__REQUIRED WORK__: Lines containing "翘楚宝宝权谋" are to be counted. Give the number and nothing more.

** Begin DATA PROVIDED **

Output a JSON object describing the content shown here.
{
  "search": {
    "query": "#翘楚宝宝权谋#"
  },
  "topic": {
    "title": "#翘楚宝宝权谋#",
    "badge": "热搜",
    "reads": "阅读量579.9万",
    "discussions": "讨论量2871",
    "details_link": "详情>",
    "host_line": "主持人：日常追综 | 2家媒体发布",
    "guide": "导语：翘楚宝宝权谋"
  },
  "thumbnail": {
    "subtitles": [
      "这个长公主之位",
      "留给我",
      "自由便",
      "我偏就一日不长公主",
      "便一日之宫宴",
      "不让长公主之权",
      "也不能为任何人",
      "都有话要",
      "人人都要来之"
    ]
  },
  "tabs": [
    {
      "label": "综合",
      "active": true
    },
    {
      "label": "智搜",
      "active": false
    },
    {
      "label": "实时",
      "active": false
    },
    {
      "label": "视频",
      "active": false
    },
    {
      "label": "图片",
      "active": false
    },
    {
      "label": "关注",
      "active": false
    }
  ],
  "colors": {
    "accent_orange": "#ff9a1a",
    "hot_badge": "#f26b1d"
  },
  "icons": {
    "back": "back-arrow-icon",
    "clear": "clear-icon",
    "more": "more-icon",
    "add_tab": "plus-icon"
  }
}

** End DATA PROVIDED **
** Begin DATA PROVIDED **

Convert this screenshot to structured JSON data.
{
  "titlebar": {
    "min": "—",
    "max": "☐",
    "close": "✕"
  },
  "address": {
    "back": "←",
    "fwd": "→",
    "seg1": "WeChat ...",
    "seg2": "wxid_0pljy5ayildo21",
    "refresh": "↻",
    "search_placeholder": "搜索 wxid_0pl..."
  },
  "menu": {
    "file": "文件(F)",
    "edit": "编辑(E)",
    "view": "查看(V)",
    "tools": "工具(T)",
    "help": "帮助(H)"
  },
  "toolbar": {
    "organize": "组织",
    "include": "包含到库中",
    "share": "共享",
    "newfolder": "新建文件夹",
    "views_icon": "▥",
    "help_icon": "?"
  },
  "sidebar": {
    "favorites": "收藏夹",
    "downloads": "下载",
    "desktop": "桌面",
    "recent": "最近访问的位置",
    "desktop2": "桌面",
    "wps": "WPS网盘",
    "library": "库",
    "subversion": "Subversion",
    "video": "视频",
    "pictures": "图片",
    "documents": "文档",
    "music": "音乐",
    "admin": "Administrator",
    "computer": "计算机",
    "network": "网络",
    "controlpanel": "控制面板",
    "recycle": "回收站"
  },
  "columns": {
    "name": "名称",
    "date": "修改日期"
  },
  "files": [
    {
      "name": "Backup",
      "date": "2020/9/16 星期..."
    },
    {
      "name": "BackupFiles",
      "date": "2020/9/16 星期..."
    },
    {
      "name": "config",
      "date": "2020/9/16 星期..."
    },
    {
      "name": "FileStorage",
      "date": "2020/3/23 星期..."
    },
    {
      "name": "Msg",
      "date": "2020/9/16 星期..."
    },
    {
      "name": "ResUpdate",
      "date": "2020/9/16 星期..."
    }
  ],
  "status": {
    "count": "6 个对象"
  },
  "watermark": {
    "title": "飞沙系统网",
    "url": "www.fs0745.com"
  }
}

** End DATA PROVIDED **
** Begin DATA PROVIDED **

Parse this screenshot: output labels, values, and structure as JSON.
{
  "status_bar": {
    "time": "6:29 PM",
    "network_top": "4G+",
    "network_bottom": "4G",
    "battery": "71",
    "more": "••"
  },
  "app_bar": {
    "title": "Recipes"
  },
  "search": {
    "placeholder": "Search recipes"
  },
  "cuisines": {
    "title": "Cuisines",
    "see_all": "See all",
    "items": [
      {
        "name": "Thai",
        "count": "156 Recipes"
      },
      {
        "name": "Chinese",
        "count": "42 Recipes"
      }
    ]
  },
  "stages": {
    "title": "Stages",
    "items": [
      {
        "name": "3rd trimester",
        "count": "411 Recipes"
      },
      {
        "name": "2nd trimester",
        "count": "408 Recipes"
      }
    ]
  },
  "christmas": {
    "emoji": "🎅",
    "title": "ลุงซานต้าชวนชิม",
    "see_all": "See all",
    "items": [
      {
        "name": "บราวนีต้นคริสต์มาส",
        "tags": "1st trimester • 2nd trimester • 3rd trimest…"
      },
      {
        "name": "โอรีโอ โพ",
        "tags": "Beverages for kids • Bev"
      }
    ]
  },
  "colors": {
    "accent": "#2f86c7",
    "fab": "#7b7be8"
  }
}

** End DATA PROVIDED **

__COMPLETED TASK__: 3